• [The problem]
Output the line that contains "Convert this screenshot" and every line after it to the end of the entries, with nothing added or left out.

(Data excerpts)
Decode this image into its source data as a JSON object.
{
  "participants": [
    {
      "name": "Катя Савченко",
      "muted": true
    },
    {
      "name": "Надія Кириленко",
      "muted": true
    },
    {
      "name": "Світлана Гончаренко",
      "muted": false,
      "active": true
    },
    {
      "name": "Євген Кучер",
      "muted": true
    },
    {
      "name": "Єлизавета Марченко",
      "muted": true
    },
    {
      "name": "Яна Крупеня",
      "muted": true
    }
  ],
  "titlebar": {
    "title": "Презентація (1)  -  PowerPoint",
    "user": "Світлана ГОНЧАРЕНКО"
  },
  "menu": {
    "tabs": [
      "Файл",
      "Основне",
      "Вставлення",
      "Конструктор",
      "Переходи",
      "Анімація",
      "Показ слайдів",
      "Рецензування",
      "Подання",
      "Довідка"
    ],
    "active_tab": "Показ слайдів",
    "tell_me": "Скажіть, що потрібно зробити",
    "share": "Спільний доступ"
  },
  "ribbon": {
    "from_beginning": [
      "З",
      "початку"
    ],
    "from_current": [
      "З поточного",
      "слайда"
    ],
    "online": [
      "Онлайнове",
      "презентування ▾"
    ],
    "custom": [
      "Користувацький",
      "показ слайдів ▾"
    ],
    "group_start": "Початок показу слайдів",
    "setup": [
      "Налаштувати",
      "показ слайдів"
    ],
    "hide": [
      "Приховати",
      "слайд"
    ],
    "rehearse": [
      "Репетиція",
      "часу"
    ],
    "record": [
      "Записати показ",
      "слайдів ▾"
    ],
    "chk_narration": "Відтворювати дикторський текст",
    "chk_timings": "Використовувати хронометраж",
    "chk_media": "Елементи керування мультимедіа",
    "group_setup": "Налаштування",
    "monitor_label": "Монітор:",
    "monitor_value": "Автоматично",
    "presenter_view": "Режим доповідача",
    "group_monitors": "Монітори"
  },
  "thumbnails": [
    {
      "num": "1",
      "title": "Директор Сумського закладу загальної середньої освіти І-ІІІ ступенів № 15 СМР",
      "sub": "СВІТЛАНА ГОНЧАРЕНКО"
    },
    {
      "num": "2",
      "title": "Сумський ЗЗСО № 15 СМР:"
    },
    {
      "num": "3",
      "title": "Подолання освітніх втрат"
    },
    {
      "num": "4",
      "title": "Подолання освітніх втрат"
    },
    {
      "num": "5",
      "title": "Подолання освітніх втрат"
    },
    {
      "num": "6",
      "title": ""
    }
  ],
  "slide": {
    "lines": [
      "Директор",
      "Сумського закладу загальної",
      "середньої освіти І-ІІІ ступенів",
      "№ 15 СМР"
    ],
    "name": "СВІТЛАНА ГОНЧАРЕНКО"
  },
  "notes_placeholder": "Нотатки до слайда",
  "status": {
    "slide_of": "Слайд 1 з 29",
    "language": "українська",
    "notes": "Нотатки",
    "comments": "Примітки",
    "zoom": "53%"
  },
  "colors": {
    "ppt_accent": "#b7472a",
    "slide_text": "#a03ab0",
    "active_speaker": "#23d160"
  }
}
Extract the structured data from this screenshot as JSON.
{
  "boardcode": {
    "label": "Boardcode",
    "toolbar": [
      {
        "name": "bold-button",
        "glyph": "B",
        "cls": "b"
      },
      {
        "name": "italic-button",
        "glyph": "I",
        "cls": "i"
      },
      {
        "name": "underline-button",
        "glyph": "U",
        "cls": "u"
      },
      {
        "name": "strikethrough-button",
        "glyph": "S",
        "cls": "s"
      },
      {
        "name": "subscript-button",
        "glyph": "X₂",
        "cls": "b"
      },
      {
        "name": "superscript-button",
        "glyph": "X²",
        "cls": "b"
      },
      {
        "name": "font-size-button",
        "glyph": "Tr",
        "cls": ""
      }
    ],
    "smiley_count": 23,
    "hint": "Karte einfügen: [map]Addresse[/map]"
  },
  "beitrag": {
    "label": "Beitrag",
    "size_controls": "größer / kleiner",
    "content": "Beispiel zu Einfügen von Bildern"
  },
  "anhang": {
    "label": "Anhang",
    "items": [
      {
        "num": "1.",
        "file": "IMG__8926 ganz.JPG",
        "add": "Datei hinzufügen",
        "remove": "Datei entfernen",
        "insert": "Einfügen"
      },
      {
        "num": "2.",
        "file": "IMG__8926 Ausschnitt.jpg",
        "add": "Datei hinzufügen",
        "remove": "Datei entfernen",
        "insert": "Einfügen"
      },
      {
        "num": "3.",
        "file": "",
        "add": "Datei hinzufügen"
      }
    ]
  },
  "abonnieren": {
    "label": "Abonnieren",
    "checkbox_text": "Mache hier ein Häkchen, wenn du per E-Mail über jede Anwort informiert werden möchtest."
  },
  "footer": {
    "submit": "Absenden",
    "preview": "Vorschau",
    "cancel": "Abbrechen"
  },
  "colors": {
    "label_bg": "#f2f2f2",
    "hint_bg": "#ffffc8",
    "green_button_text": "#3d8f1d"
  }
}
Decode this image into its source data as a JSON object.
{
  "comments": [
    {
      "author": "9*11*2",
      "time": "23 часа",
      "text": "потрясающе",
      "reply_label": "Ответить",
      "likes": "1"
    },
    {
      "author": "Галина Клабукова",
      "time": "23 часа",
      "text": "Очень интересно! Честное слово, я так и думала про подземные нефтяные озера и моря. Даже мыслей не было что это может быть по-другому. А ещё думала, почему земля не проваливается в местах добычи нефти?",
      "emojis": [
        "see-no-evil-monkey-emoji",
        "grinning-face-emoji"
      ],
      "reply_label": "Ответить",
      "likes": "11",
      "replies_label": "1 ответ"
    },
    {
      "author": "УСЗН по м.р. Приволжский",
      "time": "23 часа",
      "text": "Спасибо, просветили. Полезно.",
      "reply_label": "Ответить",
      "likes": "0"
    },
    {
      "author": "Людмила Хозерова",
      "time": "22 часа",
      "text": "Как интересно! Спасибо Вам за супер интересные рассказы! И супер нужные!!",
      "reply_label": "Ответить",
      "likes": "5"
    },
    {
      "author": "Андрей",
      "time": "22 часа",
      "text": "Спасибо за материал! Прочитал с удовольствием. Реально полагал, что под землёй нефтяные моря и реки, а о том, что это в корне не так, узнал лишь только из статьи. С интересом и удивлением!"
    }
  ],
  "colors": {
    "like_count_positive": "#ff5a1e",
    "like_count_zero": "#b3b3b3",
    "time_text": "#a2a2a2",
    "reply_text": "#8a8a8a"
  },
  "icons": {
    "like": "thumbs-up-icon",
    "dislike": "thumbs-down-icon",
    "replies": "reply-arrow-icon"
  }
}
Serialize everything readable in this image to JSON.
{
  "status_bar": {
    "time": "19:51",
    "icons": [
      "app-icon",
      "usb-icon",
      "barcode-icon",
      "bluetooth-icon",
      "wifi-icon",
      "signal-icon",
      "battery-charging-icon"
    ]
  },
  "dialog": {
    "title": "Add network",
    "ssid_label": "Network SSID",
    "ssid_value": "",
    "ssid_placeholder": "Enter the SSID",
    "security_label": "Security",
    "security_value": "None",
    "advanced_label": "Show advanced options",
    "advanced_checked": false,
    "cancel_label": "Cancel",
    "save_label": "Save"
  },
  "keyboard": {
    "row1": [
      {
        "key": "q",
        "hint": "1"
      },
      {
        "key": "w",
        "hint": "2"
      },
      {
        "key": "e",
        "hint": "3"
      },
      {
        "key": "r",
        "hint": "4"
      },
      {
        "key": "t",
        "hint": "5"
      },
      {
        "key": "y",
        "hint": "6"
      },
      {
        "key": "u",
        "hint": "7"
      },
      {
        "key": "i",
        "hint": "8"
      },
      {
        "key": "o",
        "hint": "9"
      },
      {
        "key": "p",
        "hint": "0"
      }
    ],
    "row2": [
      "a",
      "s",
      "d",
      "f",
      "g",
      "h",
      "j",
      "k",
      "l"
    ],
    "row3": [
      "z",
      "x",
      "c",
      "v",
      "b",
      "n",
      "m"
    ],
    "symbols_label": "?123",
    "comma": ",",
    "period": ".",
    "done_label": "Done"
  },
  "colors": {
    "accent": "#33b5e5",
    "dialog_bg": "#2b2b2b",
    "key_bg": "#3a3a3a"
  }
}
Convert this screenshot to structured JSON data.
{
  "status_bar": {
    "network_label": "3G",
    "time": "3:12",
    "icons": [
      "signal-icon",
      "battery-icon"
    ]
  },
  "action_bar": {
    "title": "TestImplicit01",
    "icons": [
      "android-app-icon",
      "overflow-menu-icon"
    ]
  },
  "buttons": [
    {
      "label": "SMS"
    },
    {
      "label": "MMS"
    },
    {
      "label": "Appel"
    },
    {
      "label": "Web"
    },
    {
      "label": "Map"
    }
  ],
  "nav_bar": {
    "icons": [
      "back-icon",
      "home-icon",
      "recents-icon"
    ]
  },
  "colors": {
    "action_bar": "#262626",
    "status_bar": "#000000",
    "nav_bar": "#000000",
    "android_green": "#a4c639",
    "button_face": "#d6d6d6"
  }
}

• [Finished task]
Convert this screenshot to structured JSON data.
{
  "status_bar": {
    "network_label": "3G",
    "time": "3:12",
    "icons": [
      "signal-icon",
      "battery-icon"
    ]
  },
  "action_bar": {
    "title": "TestImplicit01",
    "icons": [
      "android-app-icon",
      "overflow-menu-icon"
    ]
  },
  "buttons": [
    {
      "label": "SMS"
    },
    {
      "label": "MMS"
    },
    {
      "label": "Appel"
    },
    {
      "label": "Web"
    },
    {
      "label": "Map"
    }
  ],
  "nav_bar": {
    "icons": [
      "back-icon",
      "home-icon",
      "recents-icon"
    ]
  },
  "colors": {
    "action_bar": "#262626",
    "status_bar": "#000000",
    "nav_bar": "#000000",
    "android_green": "#a4c639",
    "button_face": "#d6d6d6"
  }
}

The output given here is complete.